→ **Text provided**:
........

Growing up, I had a fear of heights and consequently roping until one day my brother explained to me how most abseiling rope is strong enough to hold a car. After that I eventually did roping work with State Emergency Service bouncing around trees and rooftops with chainsaws in the rain. I might have got a bit excited by the rope option because of this… When I finally jumped on line with another dude, I started by rappelling back quickly enough to really scatter some small rocks and get a touch of rope burn through my fleecy non-climbing gloves. Slowing it down and moving a bit clumsier we all eventually got down to the next shelf. James Varner on the course marking day when we came out here did this descent with no rope in around 20 seconds – significantly faster and smoother we were doing with all the help in the world right now.

The clockwise descent from Virginius/Kroger’s puts you through 3 loose scree fields before you reach a firetrail/jeep road that frees you up to roll quicker. I sucked on these. They were so dry that you may as well have been trying to smoothly descend marbles scattered on sandpaper and wood shavings, and I made the 2ndand 3rddescents harder by picking lines that looked clean but actually just had shallower surfaces. The deeper the loose material on top, the more it’s like soft snow that actually holds the foot as it sinks. I took such a shitty line that Andy appeared again and bombed past me on the left of the 3rddescent as I edged timidly down the wrongly chosen right hand side.

As at Grant’s Swamp, I didn’t take the wiser option to empty shoes and instead just wanted to get the show back on the road as soon as we were back on flatter, smoother ground. I caught up to Andy soon enough and we checked in with each other and another runner whose name escapes me but who was a multiple finisher and tough competitor with everything well under control. Shortly after Virginius with a lot of road and some single track still to descend before Ouray, there was another aid station, just as friendly but definitely less entertaining than Kroger’s. I grabbed vegetable broth and blew through here. Light was fading but with the long sunlit hours I wanted to get as far as I could before needing to pull the torch out.

Jill’s partner and my good friend Beat had recommended a buff for this section to help with dust from the jeep road. Looking at the Blue Mountains Running Company buff on my wrist I had to smile. It was as covered in filth and grit as the rest of me and was not going to be any good to breathe through. This was also when I realised that I’d left my iPod turned on after charging it the day before, so when I went to take some Vitamin M now nothing happened. Oh well, better just focus. The aim here was to just smoothly roll down without using up any real physical resources. I didn’t want to blast the quads or shake the guts or stir the surface dust, but did want to make use of the fire trail descent to get some time banked.

This descent has a sheer dropoff on the righthand side of the road into a beautiful mountain chasm with a fast-flowing river at the bottom. The opposite side of the canyon features heavily in Ouray’s annual ice-climbing festivities, when chutes of water are deliberately directed to created frozen climbing walls through the winter. Our friend Larry had told me about his daughter doing this one winter.

........

→ **Exercise directions**: Pick up the account of the trail run down toward Ouray where it stops and keep writing it.

→ **Information supplied**:

........

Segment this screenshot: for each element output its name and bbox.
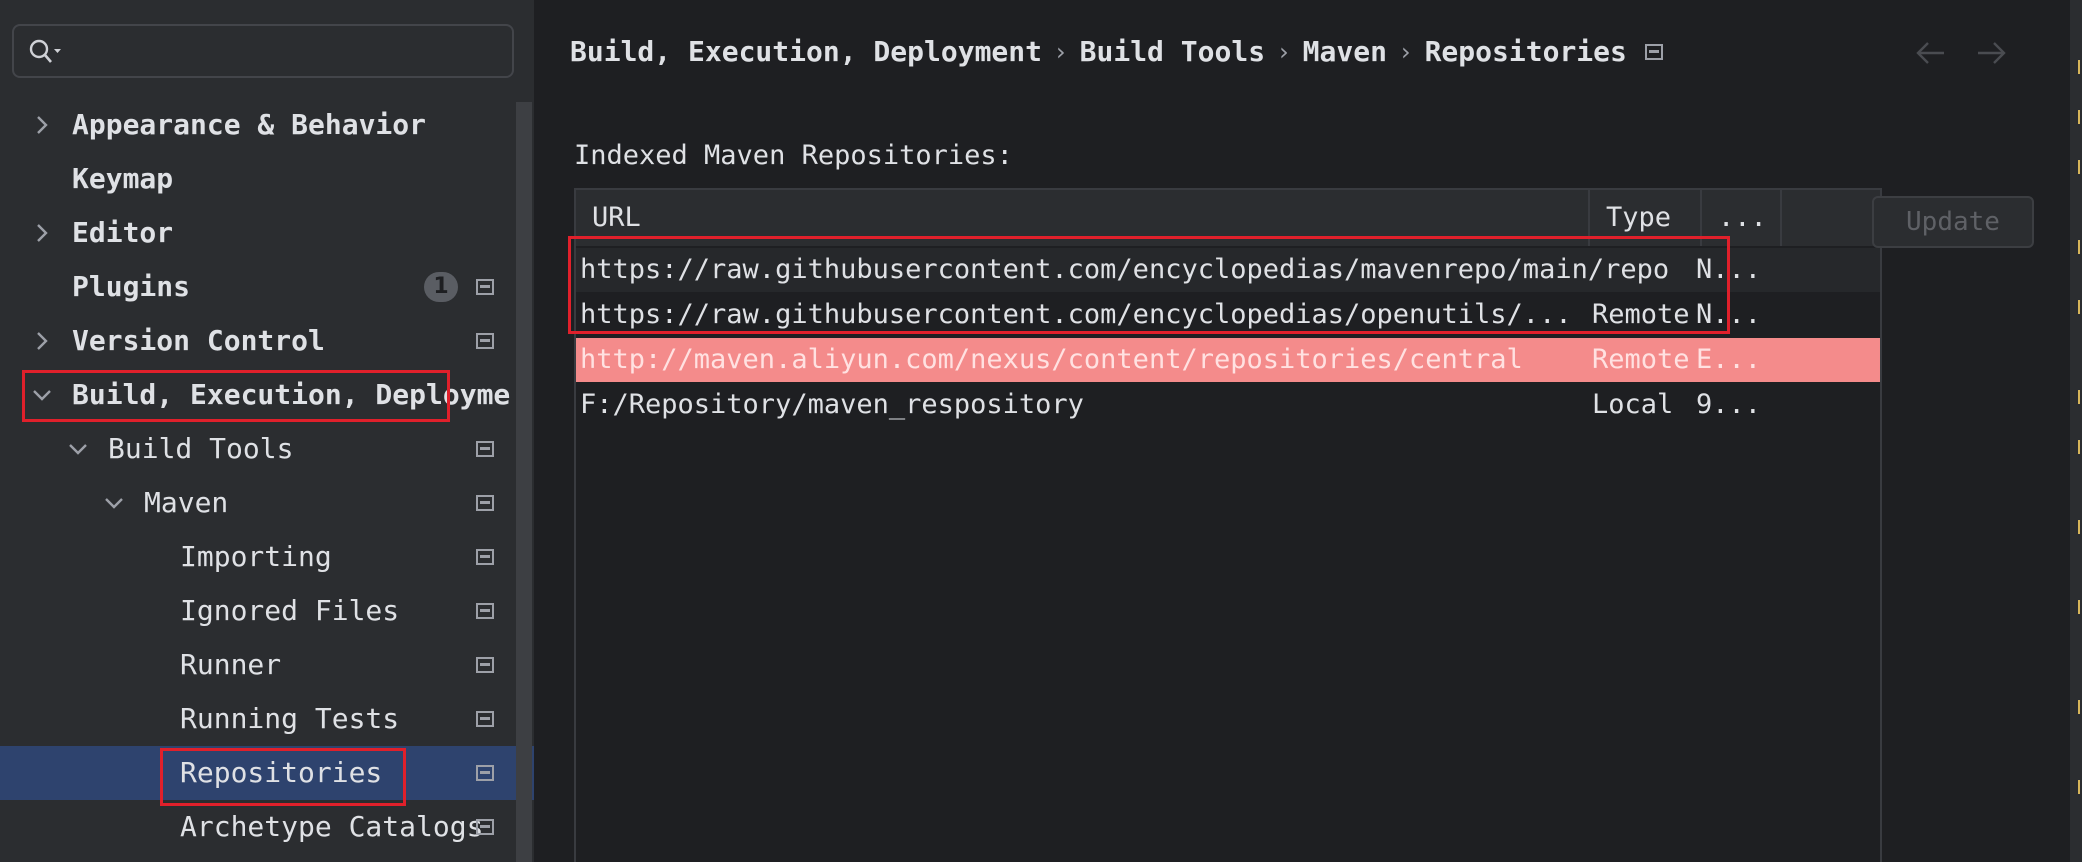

........

→ **Output for this task**:
As light faded I still wanted to see if I could get away without the torch, but rolling into dusty areas with more 4WD and construction traffic I stopped to pull it from my kit. Fine dust stirred up from the road swirled in my beam in much the same way that it was kicking up in my eyes and throat.

Next thing I knew I was running with Larry again. His night sight slows him down unfairly but he doesn’t complain about it, he just knows that’s something he has to work with. In his bawdy Chicagoan he told me that we had clean road and I should get going. I genuinely enjoy Larry’s company so I told him he could shove that and asked how his race was going.

He was moving smoothly and the only downside so far had been a runner above him at Virginius kicking rocks loose without shouting any kind of warning down, meaning Larry copped a fast moving 3-inch rock tumbling into his right shoulder. I speculated that a few inches to the left could have been a less dismissable result, but also had to ask WTF??? Communication in these situations of shared hazard is crucial, and for a runner to not understand that shouting ‘rock!’ is an essential community service is just bewildering, regardless of fatigue levels. I’d shouted it a few times, feeling like a clumsy ass but knowing that it gave people beneath me what they needed to be safe.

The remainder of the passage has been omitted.